* Task material:
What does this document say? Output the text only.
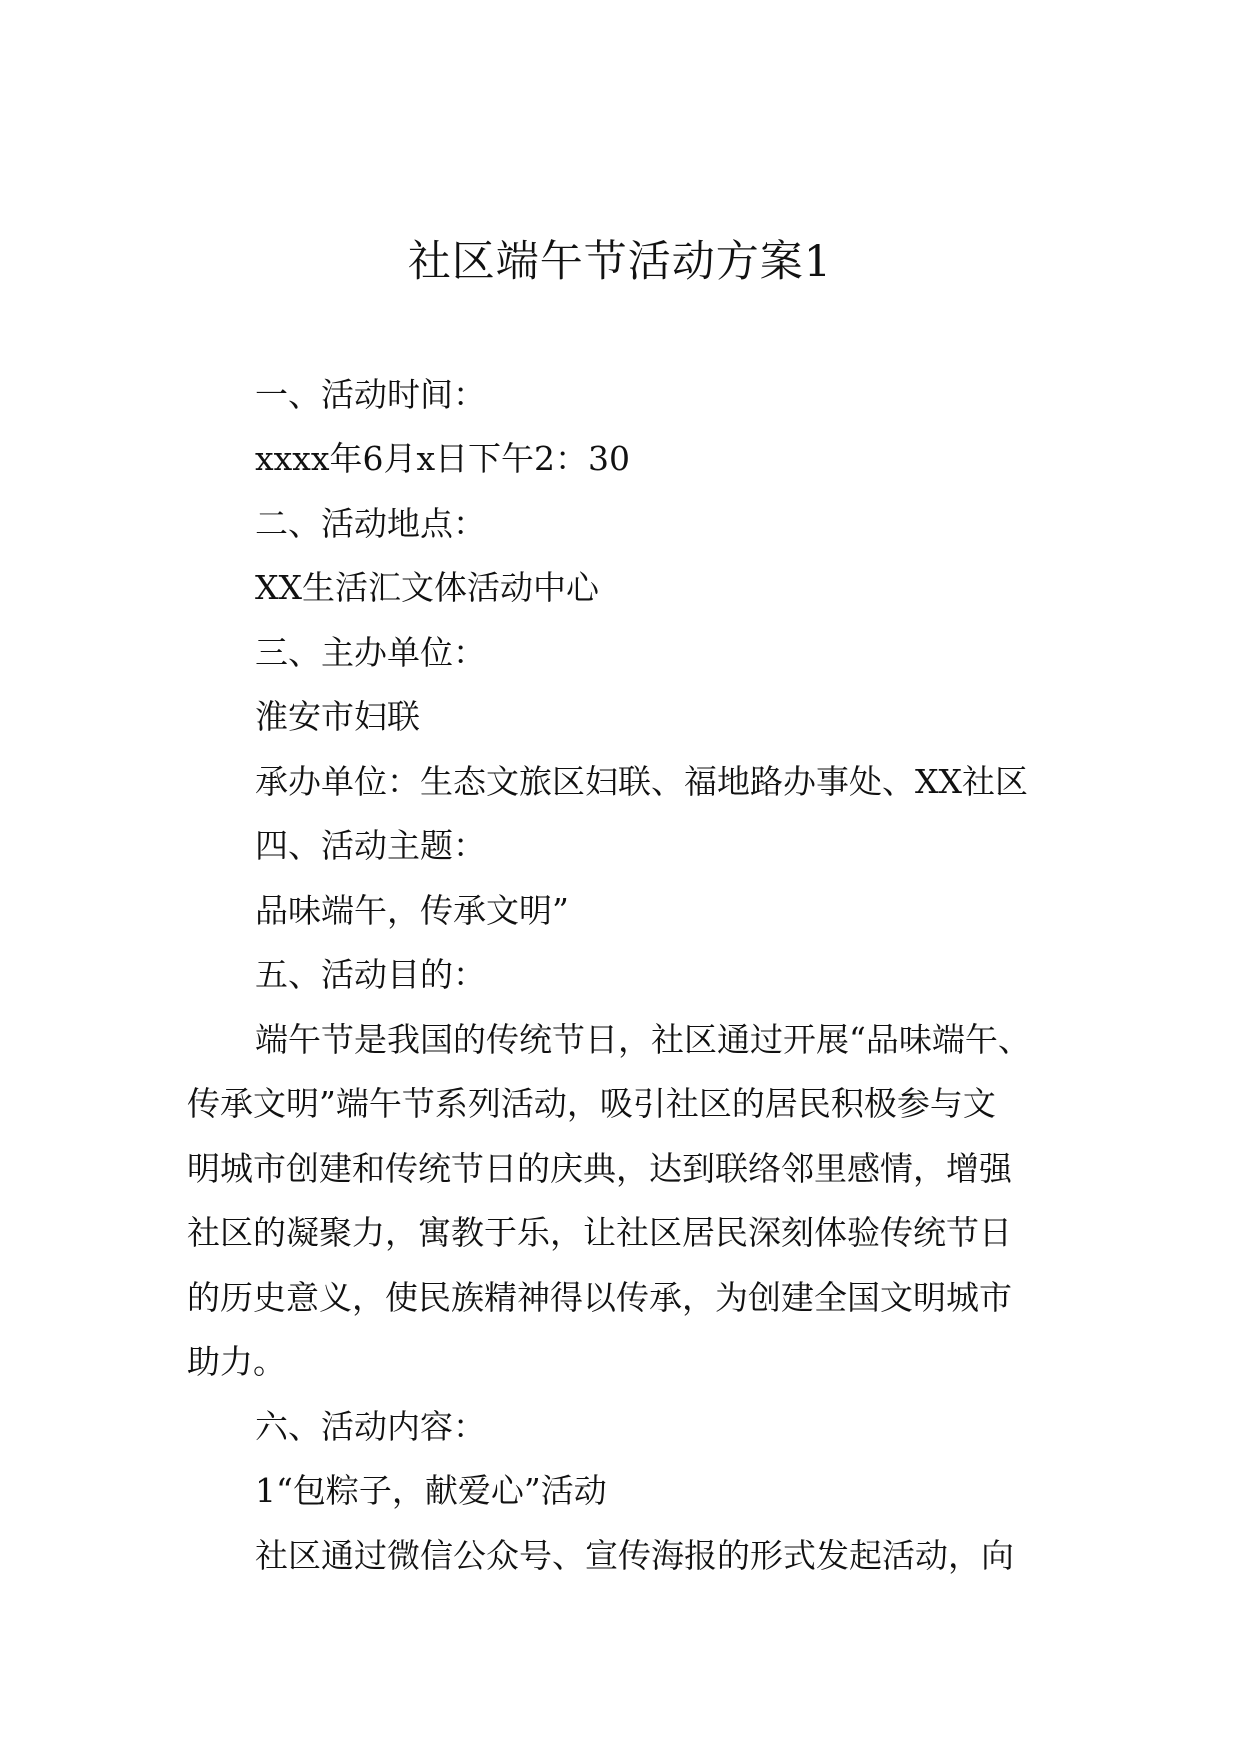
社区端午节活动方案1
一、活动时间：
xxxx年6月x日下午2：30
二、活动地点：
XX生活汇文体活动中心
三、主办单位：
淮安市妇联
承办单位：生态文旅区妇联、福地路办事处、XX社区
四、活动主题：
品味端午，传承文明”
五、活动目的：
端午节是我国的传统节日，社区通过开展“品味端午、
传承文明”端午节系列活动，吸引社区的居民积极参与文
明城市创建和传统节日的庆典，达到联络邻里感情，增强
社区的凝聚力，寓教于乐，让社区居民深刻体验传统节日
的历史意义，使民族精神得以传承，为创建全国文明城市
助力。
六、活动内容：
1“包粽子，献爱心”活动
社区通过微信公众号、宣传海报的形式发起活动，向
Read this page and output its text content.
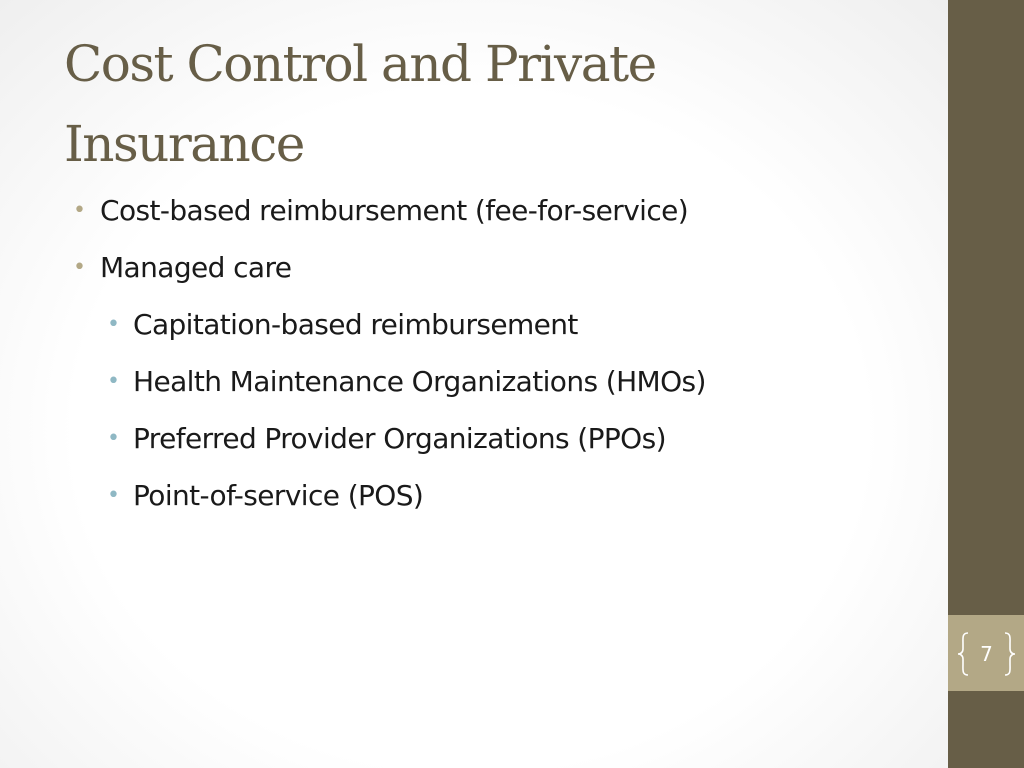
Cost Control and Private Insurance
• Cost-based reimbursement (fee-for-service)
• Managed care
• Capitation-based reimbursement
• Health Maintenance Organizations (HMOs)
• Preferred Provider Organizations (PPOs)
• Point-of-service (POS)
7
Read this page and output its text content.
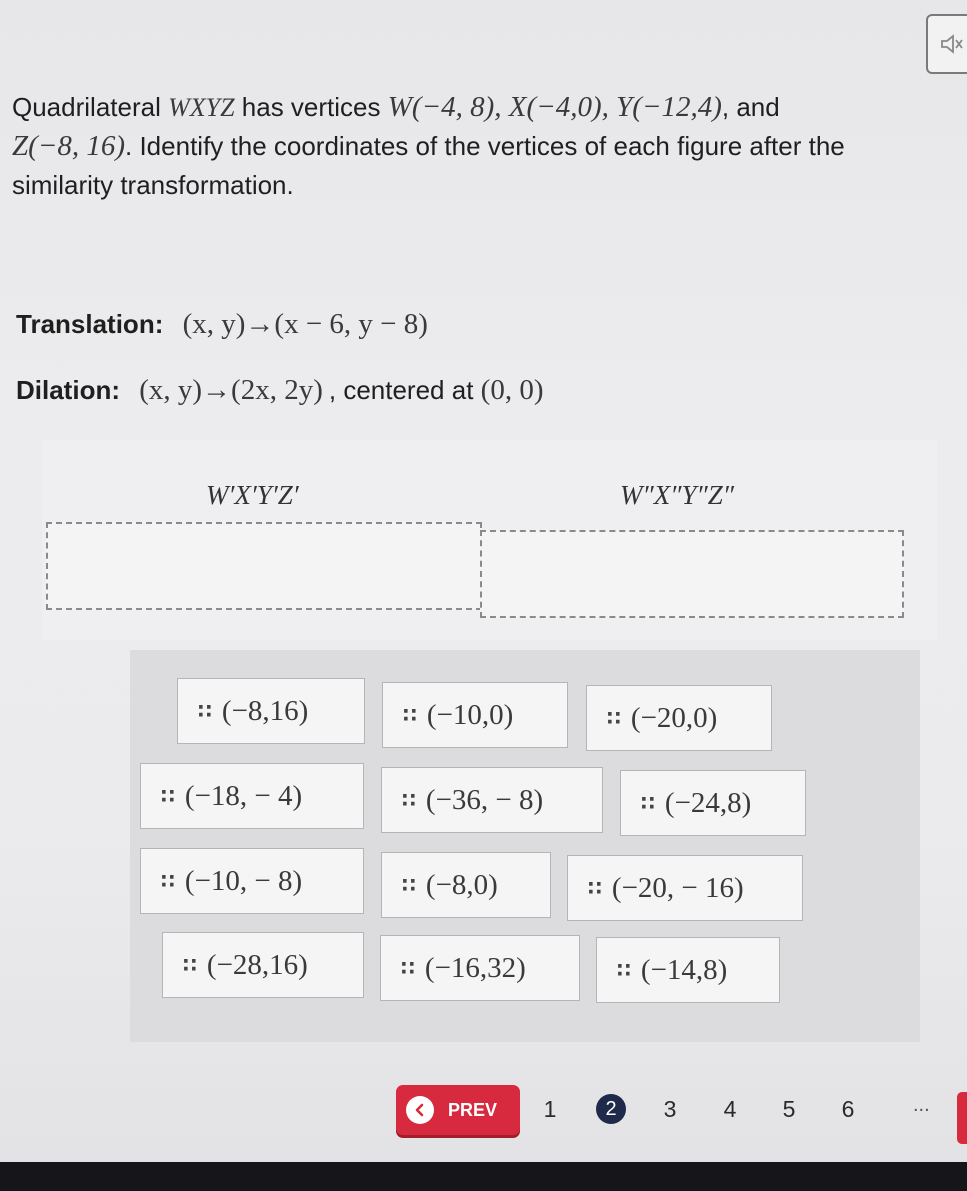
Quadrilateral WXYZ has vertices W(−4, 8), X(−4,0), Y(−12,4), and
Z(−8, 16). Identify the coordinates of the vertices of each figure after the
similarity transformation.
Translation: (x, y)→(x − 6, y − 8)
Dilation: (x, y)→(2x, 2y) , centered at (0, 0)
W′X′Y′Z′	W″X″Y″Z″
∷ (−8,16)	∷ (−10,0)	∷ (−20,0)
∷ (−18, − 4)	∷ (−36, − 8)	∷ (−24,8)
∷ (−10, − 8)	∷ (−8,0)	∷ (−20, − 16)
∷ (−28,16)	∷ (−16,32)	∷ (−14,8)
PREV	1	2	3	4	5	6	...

==

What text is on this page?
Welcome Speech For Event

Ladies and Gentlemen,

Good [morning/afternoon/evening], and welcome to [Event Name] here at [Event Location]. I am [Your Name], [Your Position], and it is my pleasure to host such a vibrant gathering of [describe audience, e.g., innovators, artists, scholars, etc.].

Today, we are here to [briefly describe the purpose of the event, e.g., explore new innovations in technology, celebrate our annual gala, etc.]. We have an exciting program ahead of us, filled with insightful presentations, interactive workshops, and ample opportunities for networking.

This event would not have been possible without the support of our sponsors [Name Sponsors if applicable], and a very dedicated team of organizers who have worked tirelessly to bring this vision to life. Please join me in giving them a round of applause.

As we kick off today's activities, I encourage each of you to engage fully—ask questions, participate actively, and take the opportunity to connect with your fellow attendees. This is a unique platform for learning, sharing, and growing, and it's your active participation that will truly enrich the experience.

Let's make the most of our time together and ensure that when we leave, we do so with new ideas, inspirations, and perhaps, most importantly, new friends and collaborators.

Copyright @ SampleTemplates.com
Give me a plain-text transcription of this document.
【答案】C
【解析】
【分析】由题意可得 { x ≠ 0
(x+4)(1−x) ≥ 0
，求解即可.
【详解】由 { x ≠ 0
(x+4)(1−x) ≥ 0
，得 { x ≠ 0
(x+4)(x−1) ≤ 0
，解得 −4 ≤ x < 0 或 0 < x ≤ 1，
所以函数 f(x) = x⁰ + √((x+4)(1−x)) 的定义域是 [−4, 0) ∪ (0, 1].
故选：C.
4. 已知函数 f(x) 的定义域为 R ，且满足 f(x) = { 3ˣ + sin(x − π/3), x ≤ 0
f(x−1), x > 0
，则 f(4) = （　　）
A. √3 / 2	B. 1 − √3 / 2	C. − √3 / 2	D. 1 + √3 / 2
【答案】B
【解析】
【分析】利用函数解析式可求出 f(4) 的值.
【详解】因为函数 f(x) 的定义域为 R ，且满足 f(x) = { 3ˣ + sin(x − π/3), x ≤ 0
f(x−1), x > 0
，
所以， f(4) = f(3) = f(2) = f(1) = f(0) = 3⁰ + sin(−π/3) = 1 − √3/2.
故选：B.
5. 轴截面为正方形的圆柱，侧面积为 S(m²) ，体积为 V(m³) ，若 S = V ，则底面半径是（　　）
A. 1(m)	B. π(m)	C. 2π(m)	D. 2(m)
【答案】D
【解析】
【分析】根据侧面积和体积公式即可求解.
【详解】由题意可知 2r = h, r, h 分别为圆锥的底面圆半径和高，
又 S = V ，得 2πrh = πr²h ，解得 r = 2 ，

* * *

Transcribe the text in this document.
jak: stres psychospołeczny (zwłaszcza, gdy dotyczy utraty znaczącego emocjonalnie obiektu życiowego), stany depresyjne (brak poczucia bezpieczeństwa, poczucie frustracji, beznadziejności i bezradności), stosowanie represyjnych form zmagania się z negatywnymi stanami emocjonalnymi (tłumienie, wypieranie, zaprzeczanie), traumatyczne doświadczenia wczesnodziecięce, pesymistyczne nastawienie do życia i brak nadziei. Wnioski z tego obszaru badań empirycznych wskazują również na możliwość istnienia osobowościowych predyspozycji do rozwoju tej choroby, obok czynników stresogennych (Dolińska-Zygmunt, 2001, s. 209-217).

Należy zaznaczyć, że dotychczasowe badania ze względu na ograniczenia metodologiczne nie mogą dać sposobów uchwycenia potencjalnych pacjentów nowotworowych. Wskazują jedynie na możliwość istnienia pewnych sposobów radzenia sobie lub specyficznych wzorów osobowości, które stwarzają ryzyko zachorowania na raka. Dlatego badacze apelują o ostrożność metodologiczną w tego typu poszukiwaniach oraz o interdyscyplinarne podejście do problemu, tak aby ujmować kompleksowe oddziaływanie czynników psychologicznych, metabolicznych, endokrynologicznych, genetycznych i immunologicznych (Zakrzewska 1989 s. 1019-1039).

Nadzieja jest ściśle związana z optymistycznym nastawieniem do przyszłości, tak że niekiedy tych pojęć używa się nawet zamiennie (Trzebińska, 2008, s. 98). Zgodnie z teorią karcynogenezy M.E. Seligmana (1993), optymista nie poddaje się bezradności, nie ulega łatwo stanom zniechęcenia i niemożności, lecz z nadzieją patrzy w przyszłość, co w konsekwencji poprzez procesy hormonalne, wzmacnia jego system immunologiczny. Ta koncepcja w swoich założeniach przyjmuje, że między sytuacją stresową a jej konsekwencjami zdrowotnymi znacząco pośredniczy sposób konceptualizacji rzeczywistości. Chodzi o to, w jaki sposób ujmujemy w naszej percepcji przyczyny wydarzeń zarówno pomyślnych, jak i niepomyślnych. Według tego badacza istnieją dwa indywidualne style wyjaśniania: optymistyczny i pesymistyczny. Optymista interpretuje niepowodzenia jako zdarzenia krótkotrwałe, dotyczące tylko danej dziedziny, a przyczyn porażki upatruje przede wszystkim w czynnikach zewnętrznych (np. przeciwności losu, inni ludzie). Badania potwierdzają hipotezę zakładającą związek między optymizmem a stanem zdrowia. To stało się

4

* Task to carry out:
Select from the material above each line in which the string "service" appears, and list those lines.

* Completed exercise:
• Cost-based reimbursement (fee-for-service)
• Point-of-service (POS)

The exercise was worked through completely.